Extracted records
================

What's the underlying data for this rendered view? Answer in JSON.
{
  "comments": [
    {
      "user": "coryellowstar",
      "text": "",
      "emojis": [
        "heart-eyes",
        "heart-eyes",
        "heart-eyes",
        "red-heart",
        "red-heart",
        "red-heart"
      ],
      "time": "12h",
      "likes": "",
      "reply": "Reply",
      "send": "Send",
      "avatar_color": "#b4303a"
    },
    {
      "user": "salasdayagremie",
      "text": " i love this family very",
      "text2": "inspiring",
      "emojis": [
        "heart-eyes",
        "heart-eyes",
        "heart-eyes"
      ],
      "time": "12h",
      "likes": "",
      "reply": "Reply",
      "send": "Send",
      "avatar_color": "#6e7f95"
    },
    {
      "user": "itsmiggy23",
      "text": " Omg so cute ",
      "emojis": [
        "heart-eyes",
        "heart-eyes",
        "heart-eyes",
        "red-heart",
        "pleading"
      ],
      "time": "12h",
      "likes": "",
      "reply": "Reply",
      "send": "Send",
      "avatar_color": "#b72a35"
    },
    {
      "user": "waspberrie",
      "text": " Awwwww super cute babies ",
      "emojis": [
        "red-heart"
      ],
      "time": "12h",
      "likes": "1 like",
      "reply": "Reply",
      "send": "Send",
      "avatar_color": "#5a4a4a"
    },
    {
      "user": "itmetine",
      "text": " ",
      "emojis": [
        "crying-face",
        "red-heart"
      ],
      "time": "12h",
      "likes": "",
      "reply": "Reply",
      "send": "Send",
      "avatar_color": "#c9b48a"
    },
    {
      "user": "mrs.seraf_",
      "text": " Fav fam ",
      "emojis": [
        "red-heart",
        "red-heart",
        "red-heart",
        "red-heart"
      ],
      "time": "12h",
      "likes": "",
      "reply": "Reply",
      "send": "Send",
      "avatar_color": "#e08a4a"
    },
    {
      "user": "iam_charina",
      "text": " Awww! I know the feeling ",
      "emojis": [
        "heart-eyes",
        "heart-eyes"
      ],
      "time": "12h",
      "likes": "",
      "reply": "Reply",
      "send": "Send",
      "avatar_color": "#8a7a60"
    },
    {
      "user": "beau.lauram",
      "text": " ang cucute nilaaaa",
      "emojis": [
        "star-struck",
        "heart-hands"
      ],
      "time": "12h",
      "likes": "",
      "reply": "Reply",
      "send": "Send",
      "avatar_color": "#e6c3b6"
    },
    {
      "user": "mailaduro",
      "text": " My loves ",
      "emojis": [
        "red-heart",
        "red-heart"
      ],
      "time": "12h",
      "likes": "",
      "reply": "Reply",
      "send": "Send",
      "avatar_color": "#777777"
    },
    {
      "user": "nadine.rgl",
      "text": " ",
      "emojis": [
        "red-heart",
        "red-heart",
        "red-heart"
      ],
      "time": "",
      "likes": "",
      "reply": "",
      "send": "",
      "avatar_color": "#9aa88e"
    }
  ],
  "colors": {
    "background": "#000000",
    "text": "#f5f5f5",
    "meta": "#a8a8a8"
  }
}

================

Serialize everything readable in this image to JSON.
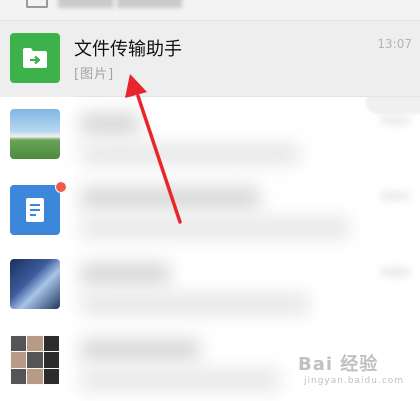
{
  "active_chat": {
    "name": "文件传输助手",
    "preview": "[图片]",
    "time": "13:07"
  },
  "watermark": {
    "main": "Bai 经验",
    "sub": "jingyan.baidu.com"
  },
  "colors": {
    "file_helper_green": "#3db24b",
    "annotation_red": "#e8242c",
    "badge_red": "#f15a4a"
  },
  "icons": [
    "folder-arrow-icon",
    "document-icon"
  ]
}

================

Exercise directions >> Collect every line above that contains the word "user".

The response >>
      "user": "coryellowstar",
      "user": "salasdayagremie",
      "user": "itsmiggy23",
      "user": "waspberrie",
      "user": "itmetine",
      "user": "mrs.seraf_",
      "user": "iam_charina",
      "user": "beau.lauram",
      "user": "mailaduro",
      "user": "nadine.rgl",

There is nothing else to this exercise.